Data shown:
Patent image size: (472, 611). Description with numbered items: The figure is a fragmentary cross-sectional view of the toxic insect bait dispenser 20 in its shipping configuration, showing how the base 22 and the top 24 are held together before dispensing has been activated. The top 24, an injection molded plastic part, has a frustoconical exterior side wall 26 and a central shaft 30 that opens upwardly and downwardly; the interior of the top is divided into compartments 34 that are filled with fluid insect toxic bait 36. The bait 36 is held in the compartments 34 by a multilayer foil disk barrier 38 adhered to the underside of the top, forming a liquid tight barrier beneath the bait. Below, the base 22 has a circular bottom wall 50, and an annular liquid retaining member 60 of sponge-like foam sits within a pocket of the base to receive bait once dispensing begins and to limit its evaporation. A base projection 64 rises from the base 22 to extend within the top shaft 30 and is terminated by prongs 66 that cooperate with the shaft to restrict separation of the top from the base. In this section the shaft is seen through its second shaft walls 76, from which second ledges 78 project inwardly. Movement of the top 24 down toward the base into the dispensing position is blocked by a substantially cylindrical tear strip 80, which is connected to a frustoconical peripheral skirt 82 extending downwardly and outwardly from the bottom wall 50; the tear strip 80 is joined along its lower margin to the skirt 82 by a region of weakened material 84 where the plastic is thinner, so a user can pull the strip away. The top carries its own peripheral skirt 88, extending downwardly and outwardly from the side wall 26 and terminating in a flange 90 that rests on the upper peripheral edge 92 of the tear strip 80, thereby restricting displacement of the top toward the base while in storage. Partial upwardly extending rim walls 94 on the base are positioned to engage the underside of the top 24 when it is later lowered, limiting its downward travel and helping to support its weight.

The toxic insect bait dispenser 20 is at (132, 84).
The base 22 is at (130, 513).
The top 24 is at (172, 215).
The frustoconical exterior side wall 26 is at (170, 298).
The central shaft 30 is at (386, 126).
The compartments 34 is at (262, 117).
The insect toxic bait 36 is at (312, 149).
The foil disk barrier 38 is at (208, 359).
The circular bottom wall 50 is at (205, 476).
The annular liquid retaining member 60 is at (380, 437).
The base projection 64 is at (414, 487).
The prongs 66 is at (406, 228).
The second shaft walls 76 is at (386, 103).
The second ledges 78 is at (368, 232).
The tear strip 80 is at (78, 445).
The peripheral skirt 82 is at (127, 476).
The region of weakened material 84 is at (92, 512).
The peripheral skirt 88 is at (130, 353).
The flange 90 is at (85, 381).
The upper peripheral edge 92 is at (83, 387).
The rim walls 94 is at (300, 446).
---
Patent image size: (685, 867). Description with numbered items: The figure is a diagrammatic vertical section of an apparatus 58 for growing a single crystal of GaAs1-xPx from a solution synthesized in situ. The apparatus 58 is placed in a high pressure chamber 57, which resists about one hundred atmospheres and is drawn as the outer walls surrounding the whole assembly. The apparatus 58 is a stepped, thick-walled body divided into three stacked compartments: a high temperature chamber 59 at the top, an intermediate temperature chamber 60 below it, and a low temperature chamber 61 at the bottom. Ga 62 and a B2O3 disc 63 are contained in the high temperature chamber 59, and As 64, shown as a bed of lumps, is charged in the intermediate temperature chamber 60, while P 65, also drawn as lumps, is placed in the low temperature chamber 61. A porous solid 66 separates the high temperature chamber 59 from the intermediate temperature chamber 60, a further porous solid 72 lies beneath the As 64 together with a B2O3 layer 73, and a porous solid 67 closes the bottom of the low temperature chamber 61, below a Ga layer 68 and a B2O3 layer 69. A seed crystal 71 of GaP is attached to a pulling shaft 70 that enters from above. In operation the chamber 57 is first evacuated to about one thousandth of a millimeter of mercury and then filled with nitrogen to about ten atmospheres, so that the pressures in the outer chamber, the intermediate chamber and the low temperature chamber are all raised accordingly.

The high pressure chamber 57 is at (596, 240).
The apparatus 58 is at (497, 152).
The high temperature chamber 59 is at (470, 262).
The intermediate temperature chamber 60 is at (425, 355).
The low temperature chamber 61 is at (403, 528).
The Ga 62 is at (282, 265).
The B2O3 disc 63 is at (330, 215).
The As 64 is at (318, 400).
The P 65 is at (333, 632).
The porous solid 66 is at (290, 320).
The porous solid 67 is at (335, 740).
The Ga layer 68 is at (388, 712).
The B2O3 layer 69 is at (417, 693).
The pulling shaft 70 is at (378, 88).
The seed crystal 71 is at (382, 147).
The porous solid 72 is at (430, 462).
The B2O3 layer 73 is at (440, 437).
==
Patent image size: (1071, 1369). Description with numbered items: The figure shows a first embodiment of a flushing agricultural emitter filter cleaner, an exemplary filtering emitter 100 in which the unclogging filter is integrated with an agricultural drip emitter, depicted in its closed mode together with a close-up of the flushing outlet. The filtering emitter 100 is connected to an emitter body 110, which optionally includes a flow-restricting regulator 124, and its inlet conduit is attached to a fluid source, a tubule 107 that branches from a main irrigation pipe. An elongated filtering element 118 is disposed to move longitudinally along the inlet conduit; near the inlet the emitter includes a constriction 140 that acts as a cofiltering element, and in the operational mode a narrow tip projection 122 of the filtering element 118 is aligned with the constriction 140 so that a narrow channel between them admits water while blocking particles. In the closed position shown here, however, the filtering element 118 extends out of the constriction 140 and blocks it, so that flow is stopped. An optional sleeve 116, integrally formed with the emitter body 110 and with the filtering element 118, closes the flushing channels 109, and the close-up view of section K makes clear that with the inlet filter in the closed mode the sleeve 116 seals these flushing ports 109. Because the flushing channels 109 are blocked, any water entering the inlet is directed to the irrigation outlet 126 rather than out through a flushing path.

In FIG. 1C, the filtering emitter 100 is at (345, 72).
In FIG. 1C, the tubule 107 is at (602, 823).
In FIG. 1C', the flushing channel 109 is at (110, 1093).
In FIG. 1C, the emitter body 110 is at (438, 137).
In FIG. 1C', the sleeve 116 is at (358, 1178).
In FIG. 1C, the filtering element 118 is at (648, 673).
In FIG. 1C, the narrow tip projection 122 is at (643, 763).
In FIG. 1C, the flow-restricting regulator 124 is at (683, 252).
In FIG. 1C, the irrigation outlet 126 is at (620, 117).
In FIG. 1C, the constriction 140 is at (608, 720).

Work to complete: Copy the listing word for word, starting with the line that contains "Patent image size: (685, 867)." and going on through the line that contains "The high temperature chamber 59 is".

Full solution:
Patent image size: (685, 867). Description with numbered items: The figure is a diagrammatic vertical section of an apparatus 58 for growing a single crystal of GaAs1-xPx from a solution synthesized in situ. The apparatus 58 is placed in a high pressure chamber 57, which resists about one hundred atmospheres and is drawn as the outer walls surrounding the whole assembly. The apparatus 58 is a stepped, thick-walled body divided into three stacked compartments: a high temperature chamber 59 at the top, an intermediate temperature chamber 60 below it, and a low temperature chamber 61 at the bottom. Ga 62 and a B2O3 disc 63 are contained in the high temperature chamber 59, and As 64, shown as a bed of lumps, is charged in the intermediate temperature chamber 60, while P 65, also drawn as lumps, is placed in the low temperature chamber 61. A porous solid 66 separates the high temperature chamber 59 from the intermediate temperature chamber 60, a further porous solid 72 lies beneath the As 64 together with a B2O3 layer 73, and a porous solid 67 closes the bottom of the low temperature chamber 61, below a Ga layer 68 and a B2O3 layer 69. A seed crystal 71 of GaP is attached to a pulling shaft 70 that enters from above. In operation the chamber 57 is first evacuated to about one thousandth of a millimeter of mercury and then filled with nitrogen to about ten atmospheres, so that the pressures in the outer chamber, the intermediate chamber and the low temperature chamber are all raised accordingly.

The high pressure chamber 57 is at (596, 240).
The apparatus 58 is at (497, 152).
The high temperature chamber 59 is at (470, 262).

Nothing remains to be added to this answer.